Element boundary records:
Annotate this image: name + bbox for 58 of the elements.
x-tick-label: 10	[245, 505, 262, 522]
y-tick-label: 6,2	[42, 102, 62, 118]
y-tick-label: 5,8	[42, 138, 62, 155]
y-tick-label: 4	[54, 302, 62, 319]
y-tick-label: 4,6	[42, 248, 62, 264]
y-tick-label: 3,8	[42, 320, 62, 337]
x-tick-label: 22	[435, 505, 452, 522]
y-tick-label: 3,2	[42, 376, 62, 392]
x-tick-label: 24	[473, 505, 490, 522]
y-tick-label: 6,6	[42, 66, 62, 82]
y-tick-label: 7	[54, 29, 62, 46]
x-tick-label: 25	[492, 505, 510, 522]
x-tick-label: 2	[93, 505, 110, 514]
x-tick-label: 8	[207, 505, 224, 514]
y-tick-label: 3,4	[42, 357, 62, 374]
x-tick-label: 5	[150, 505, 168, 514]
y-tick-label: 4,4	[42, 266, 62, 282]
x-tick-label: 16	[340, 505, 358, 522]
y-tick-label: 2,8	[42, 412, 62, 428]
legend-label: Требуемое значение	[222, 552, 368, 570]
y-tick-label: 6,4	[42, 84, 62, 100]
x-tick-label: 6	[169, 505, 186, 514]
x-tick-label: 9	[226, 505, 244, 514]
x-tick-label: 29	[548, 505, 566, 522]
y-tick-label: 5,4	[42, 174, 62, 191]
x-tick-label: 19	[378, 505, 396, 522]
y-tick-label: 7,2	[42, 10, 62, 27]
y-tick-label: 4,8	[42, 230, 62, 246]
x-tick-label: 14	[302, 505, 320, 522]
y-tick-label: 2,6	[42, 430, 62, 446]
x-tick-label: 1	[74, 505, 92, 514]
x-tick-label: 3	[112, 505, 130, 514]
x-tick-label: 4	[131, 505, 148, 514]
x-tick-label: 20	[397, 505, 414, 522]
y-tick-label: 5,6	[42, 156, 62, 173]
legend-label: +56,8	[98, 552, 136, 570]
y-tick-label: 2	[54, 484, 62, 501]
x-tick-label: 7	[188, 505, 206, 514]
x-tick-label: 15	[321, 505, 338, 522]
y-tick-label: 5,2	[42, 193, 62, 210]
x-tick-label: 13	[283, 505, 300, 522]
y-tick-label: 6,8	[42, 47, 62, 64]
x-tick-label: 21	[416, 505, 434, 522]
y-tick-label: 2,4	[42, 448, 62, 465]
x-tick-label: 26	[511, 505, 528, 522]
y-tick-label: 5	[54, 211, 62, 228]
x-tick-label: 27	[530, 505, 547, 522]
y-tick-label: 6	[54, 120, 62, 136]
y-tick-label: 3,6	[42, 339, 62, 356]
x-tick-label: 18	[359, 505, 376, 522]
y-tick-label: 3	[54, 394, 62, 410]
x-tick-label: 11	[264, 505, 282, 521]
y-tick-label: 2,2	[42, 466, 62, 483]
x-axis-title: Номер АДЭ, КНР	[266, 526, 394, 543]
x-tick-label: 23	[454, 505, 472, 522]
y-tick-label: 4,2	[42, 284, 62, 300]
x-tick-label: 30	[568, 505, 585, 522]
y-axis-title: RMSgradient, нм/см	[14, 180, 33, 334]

● **INSTRUCTIONS TO FOLLOW**
Identify each line in the material above that includes the string "title" and copy every one of those lines.

● **RESULT OF THE EXERCISE**
x-axis-title: Номер АДЭ, КНР	[266, 526, 394, 543]
y-axis-title: RMSgradient, нм/см	[14, 180, 33, 334]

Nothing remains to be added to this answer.